SHORT PROBLEM: Select the lines below containing the word "ПЕРВАЯ".

SUPPLIED MATERIAL:
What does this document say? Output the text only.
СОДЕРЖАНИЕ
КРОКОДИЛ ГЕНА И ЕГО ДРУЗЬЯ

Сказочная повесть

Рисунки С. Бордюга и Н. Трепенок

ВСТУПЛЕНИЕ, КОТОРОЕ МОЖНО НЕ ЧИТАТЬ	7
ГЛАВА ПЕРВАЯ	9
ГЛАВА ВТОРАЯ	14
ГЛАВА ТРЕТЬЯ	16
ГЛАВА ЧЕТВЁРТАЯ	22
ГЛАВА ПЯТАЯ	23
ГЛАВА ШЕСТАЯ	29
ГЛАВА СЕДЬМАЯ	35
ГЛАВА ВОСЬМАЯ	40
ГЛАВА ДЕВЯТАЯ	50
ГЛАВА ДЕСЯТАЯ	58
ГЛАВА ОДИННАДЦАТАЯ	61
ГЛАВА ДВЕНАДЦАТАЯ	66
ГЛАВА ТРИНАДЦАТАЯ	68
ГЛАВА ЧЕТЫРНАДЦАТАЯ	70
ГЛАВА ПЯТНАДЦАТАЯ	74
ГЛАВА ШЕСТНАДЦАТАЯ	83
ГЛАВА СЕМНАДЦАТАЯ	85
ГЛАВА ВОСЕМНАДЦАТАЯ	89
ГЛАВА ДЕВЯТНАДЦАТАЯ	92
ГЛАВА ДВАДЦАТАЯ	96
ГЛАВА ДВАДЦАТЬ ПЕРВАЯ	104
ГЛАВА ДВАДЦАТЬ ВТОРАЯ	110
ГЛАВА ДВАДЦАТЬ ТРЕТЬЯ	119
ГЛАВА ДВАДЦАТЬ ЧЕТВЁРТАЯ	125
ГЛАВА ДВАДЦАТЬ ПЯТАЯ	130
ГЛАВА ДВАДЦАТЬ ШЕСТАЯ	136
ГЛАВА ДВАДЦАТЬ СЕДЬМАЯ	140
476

--

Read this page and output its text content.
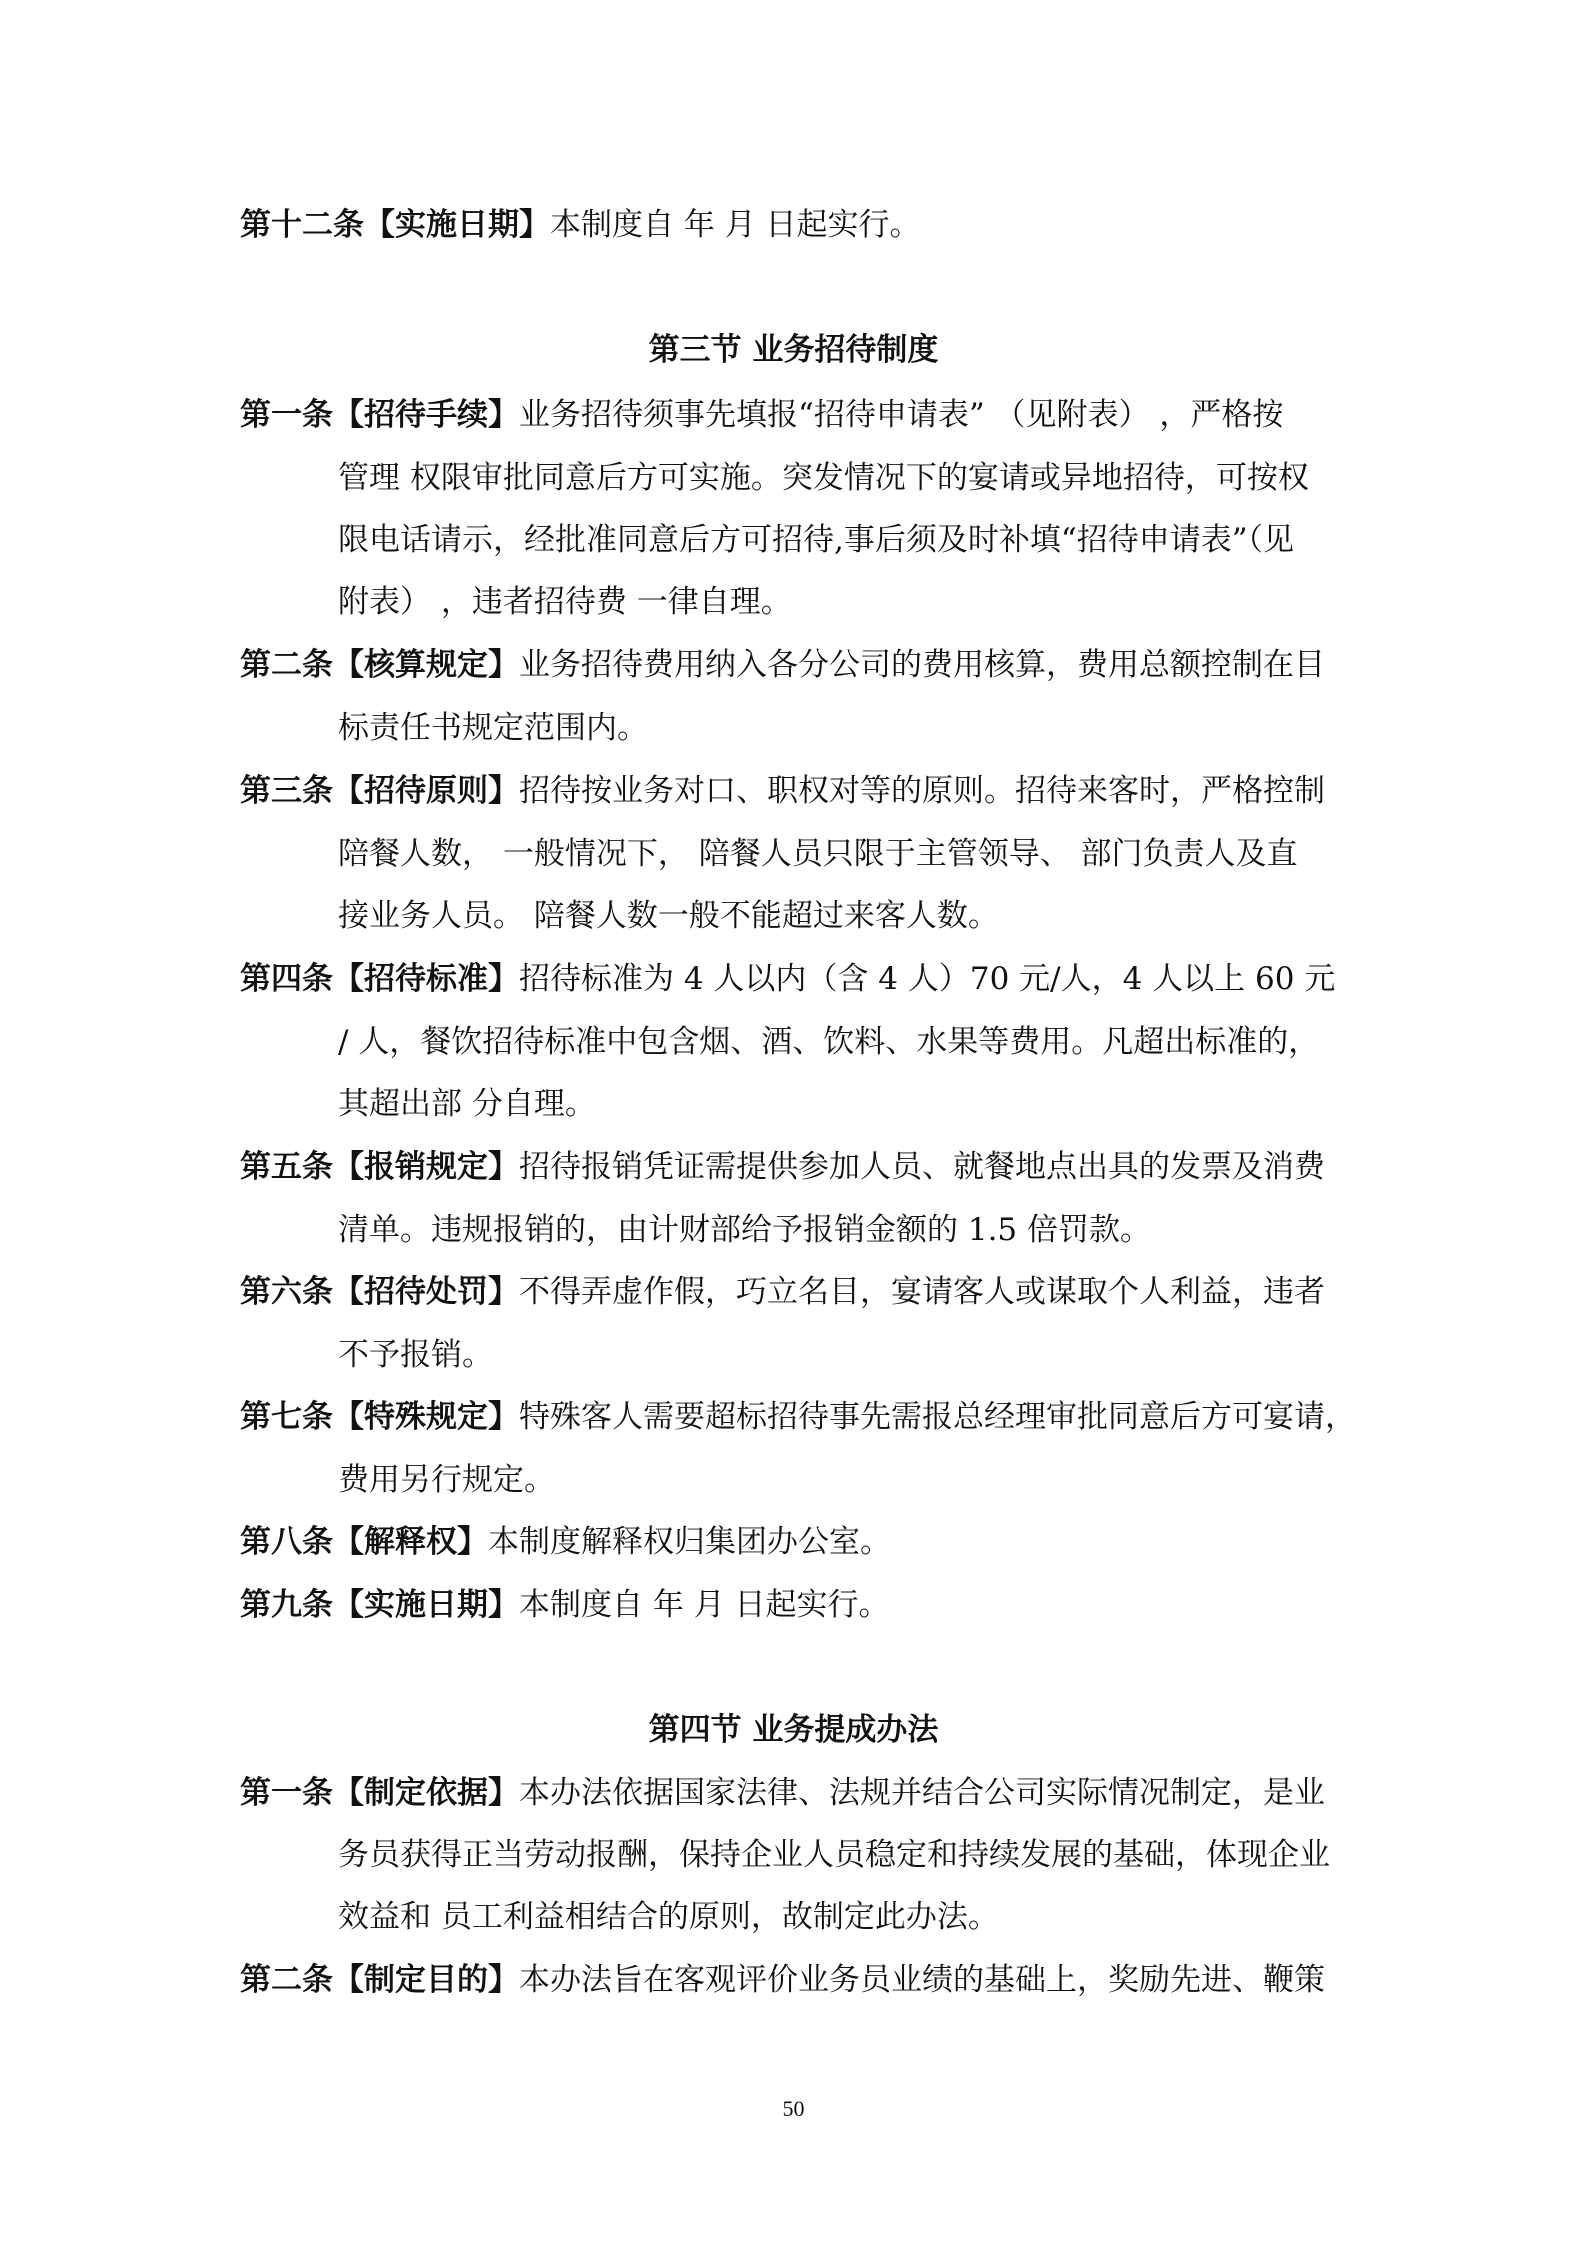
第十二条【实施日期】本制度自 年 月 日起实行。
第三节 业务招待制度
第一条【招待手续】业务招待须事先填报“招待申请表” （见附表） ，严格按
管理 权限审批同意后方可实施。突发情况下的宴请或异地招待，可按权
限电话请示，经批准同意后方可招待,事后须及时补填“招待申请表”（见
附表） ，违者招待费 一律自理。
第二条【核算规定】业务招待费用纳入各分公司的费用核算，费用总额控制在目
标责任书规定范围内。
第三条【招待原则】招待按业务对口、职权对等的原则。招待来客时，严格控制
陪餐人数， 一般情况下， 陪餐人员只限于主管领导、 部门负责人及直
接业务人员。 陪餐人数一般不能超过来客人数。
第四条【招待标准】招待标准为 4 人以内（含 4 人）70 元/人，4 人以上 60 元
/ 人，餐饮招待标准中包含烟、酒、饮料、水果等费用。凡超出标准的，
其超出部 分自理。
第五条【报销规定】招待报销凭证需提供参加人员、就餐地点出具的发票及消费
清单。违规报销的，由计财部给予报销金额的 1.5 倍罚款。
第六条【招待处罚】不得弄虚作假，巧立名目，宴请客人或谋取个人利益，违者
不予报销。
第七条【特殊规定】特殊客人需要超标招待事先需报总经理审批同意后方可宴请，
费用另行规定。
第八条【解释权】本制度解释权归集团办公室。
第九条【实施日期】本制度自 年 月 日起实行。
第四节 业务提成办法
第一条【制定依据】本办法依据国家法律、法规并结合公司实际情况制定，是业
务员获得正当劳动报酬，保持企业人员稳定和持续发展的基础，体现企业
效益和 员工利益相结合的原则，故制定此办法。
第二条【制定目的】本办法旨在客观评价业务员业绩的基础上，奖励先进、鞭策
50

SOLUTION TO THIS EXERCISE:
ГЛАВА ПЕРВАЯ	9
ГЛАВА ДВАДЦАТЬ ПЕРВАЯ	104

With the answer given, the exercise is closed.